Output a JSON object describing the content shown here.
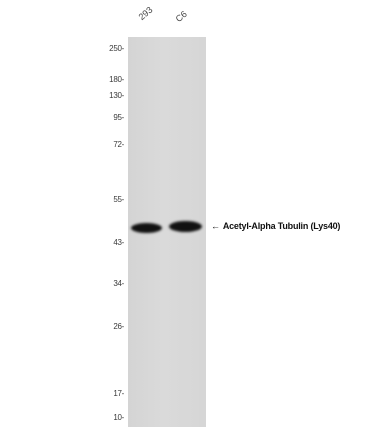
{
  "lanes": [
    "293",
    "C6"
  ],
  "markers": [
    "250",
    "180",
    "130",
    "95",
    "72",
    "55",
    "43",
    "34",
    "26",
    "17",
    "10"
  ],
  "band_annotation": "Acetyl-Alpha Tubulin (Lys40)",
  "arrow_glyph": "←"
}
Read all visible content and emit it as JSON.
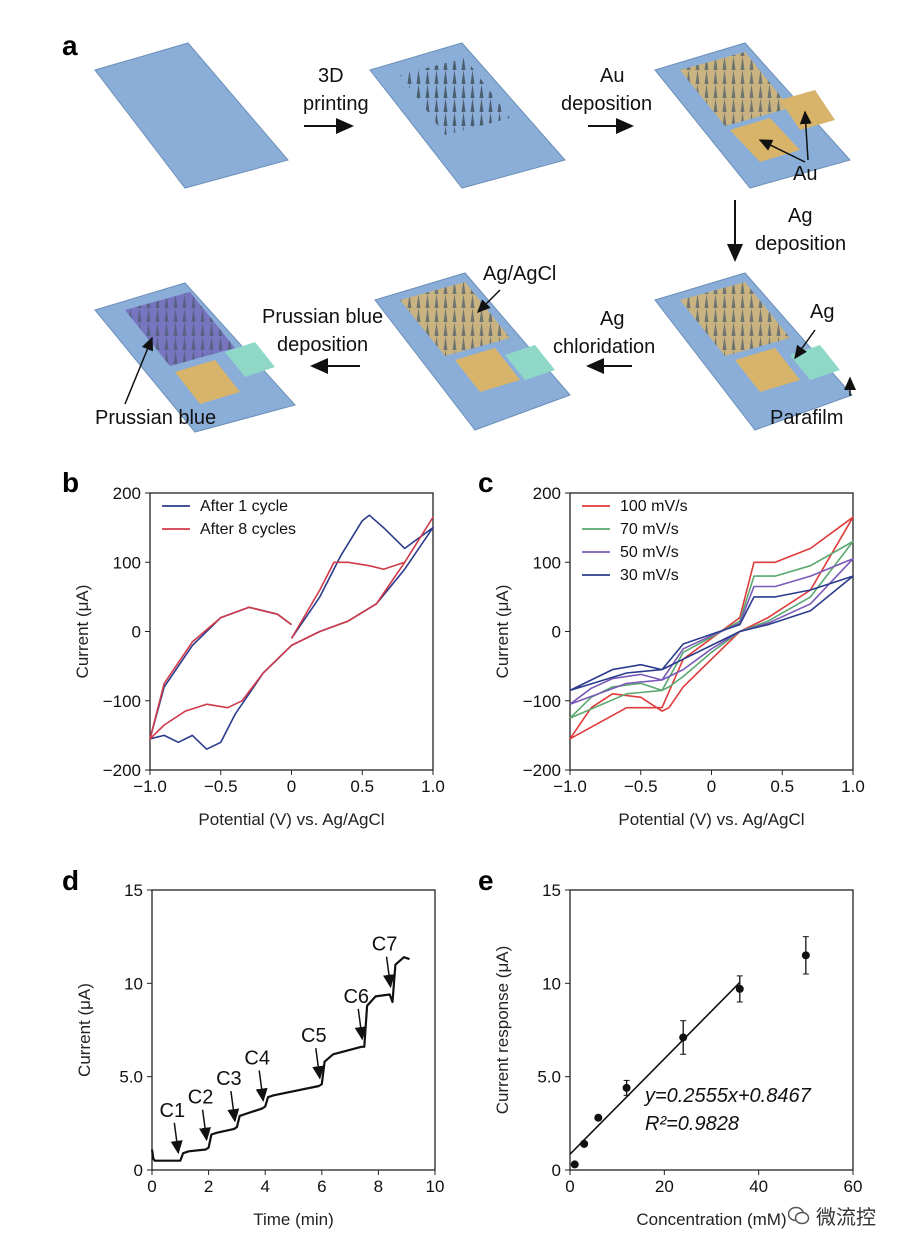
{
  "panel_a": {
    "letter": "a",
    "step1": [
      "3D",
      "printing"
    ],
    "step2": [
      "Au",
      "deposition"
    ],
    "au_label": "Au",
    "step3": [
      "Ag",
      "deposition"
    ],
    "ag_label": "Ag",
    "parafilm_label": "Parafilm",
    "step4": [
      "Ag",
      "chloridation"
    ],
    "agagcl_label": "Ag/AgCl",
    "step5": [
      "Prussian blue",
      "deposition"
    ],
    "prussian_label": "Prussian blue",
    "colors": {
      "base": "#8aaed8",
      "gold": "#d8b46a",
      "ag": "#8fd8c8",
      "prussian": "#7060b8",
      "needle": "#4a5a6a"
    }
  },
  "watermark": {
    "icon": "wechat-icon",
    "text": "微流控"
  },
  "chart_data": [
    {
      "panel": "b",
      "type": "line",
      "xlabel": "Potential (V) vs. Ag/AgCl",
      "ylabel": "Current (μA)",
      "xlim": [
        -1.0,
        1.0
      ],
      "ylim": [
        -200,
        200
      ],
      "xticks": [
        "−1.0",
        "−0.5",
        "0",
        "0.5",
        "1.0"
      ],
      "yticks": [
        "−200",
        "−100",
        "0",
        "100",
        "200"
      ],
      "legend": "top-left",
      "series": [
        {
          "name": "After 1 cycle",
          "color": "#2b3c8c",
          "x": [
            0,
            0.2,
            0.35,
            0.5,
            0.55,
            0.65,
            0.8,
            1.0,
            0.8,
            0.6,
            0.4,
            0.2,
            0,
            -0.2,
            -0.4,
            -0.5,
            -0.6,
            -0.7,
            -0.8,
            -0.9,
            -1.0,
            -0.9,
            -0.7,
            -0.5,
            -0.3,
            -0.1,
            0
          ],
          "y": [
            -10,
            50,
            110,
            160,
            168,
            150,
            120,
            150,
            90,
            40,
            15,
            0,
            -20,
            -60,
            -120,
            -160,
            -170,
            -150,
            -160,
            -150,
            -155,
            -80,
            -20,
            20,
            35,
            25,
            10
          ]
        },
        {
          "name": "After 8 cycles",
          "color": "#d03a4a",
          "x": [
            0,
            0.2,
            0.3,
            0.4,
            0.55,
            0.65,
            0.8,
            1.0,
            0.8,
            0.6,
            0.4,
            0.2,
            0,
            -0.2,
            -0.35,
            -0.45,
            -0.6,
            -0.75,
            -0.9,
            -1.0,
            -0.9,
            -0.7,
            -0.5,
            -0.3,
            -0.1,
            0
          ],
          "y": [
            -10,
            60,
            100,
            100,
            95,
            90,
            100,
            165,
            100,
            40,
            15,
            0,
            -20,
            -60,
            -100,
            -110,
            -105,
            -115,
            -135,
            -155,
            -75,
            -15,
            20,
            35,
            25,
            10
          ]
        }
      ]
    },
    {
      "panel": "c",
      "type": "line",
      "xlabel": "Potential (V) vs. Ag/AgCl",
      "ylabel": "Current (μA)",
      "xlim": [
        -1.0,
        1.0
      ],
      "ylim": [
        -200,
        200
      ],
      "xticks": [
        "−1.0",
        "−0.5",
        "0",
        "0.5",
        "1.0"
      ],
      "yticks": [
        "−200",
        "−100",
        "0",
        "100",
        "200"
      ],
      "legend": "top-left",
      "series": [
        {
          "name": "100 mV/s",
          "color": "#e03a3a",
          "x": [
            -1.0,
            -0.6,
            -0.35,
            -0.2,
            0,
            0.2,
            0.3,
            0.45,
            0.7,
            1.0,
            0.7,
            0.4,
            0.2,
            0,
            -0.2,
            -0.3,
            -0.35,
            -0.5,
            -0.7,
            -0.85,
            -1.0
          ],
          "y": [
            -155,
            -110,
            -110,
            -40,
            -10,
            20,
            100,
            100,
            120,
            165,
            60,
            20,
            0,
            -40,
            -80,
            -110,
            -115,
            -95,
            -90,
            -110,
            -155
          ]
        },
        {
          "name": "70 mV/s",
          "color": "#5aa870",
          "x": [
            -1.0,
            -0.6,
            -0.35,
            -0.2,
            0,
            0.2,
            0.3,
            0.45,
            0.7,
            1.0,
            0.7,
            0.4,
            0.2,
            0,
            -0.2,
            -0.3,
            -0.35,
            -0.5,
            -0.7,
            -0.85,
            -1.0
          ],
          "y": [
            -125,
            -90,
            -85,
            -30,
            -8,
            15,
            80,
            80,
            95,
            130,
            50,
            15,
            0,
            -30,
            -65,
            -80,
            -85,
            -75,
            -80,
            -95,
            -125
          ]
        },
        {
          "name": "50 mV/s",
          "color": "#7a5ab8",
          "x": [
            -1.0,
            -0.6,
            -0.35,
            -0.2,
            0,
            0.2,
            0.3,
            0.45,
            0.7,
            1.0,
            0.7,
            0.4,
            0.2,
            0,
            -0.2,
            -0.3,
            -0.35,
            -0.5,
            -0.7,
            -0.85,
            -1.0
          ],
          "y": [
            -105,
            -75,
            -70,
            -25,
            -6,
            12,
            65,
            65,
            80,
            105,
            40,
            12,
            0,
            -25,
            -55,
            -65,
            -70,
            -62,
            -68,
            -82,
            -105
          ]
        },
        {
          "name": "30 mV/s",
          "color": "#2b3c8c",
          "x": [
            -1.0,
            -0.6,
            -0.35,
            -0.2,
            0,
            0.2,
            0.3,
            0.45,
            0.7,
            1.0,
            0.7,
            0.4,
            0.2,
            0,
            -0.2,
            -0.3,
            -0.35,
            -0.5,
            -0.7,
            -0.85,
            -1.0
          ],
          "y": [
            -85,
            -60,
            -55,
            -18,
            -4,
            10,
            50,
            50,
            60,
            80,
            30,
            10,
            0,
            -20,
            -40,
            -50,
            -55,
            -48,
            -55,
            -70,
            -85
          ]
        }
      ]
    },
    {
      "panel": "d",
      "type": "line",
      "xlabel": "Time (min)",
      "ylabel": "Current (μA)",
      "xlim": [
        0,
        10
      ],
      "ylim": [
        0,
        15
      ],
      "xticks": [
        "0",
        "2",
        "4",
        "6",
        "8",
        "10"
      ],
      "yticks": [
        "0",
        "5.0",
        "10",
        "15"
      ],
      "series": [
        {
          "name": "current",
          "color": "#111111",
          "x": [
            0,
            0.05,
            0.1,
            0.9,
            1.0,
            1.1,
            1.3,
            1.9,
            2.0,
            2.1,
            2.3,
            2.9,
            3.0,
            3.1,
            3.3,
            3.9,
            4.0,
            4.1,
            4.3,
            5.9,
            6.0,
            6.1,
            6.4,
            7.4,
            7.5,
            7.6,
            7.9,
            8.4,
            8.5,
            8.6,
            8.9,
            9.1
          ],
          "y": [
            1.1,
            0.6,
            0.5,
            0.5,
            0.5,
            0.9,
            1.0,
            1.1,
            1.2,
            1.9,
            2.0,
            2.2,
            2.3,
            2.9,
            3.0,
            3.3,
            3.4,
            3.9,
            4.0,
            4.5,
            4.6,
            5.8,
            6.2,
            6.6,
            6.6,
            8.8,
            9.3,
            9.4,
            9.0,
            11.0,
            11.4,
            11.3
          ]
        }
      ],
      "annotations": [
        {
          "text": "C1",
          "x": 1.0,
          "y": 0.6
        },
        {
          "text": "C2",
          "x": 2.0,
          "y": 1.3
        },
        {
          "text": "C3",
          "x": 3.0,
          "y": 2.3
        },
        {
          "text": "C4",
          "x": 4.0,
          "y": 3.4
        },
        {
          "text": "C5",
          "x": 6.0,
          "y": 4.6
        },
        {
          "text": "C6",
          "x": 7.5,
          "y": 6.7
        },
        {
          "text": "C7",
          "x": 8.5,
          "y": 9.5
        }
      ]
    },
    {
      "panel": "e",
      "type": "scatter",
      "xlabel": "Concentration (mM)",
      "ylabel": "Current response (μA)",
      "xlim": [
        0,
        60
      ],
      "ylim": [
        0,
        15
      ],
      "xticks": [
        "0",
        "20",
        "40",
        "60"
      ],
      "yticks": [
        "0",
        "5.0",
        "10",
        "15"
      ],
      "points": [
        {
          "x": 1,
          "y": 0.3,
          "err": 0.1
        },
        {
          "x": 3,
          "y": 1.4,
          "err": 0.1
        },
        {
          "x": 6,
          "y": 2.8,
          "err": 0.1
        },
        {
          "x": 12,
          "y": 4.4,
          "err": 0.4
        },
        {
          "x": 24,
          "y": 7.1,
          "err": 0.9
        },
        {
          "x": 36,
          "y": 9.7,
          "err": 0.7
        },
        {
          "x": 50,
          "y": 11.5,
          "err": 1.0
        }
      ],
      "fit": {
        "slope": 0.2555,
        "intercept": 0.8467,
        "x_range": [
          0,
          36
        ]
      },
      "equation": "y=0.2555x+0.8467",
      "r2": "R²=0.9828"
    }
  ]
}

#### Short exercise:
Copy, from the material above, each line in which the string "blue" occurs.

#### Written response:
      "Prussian blue",
    "prussian_label": "Prussian blue",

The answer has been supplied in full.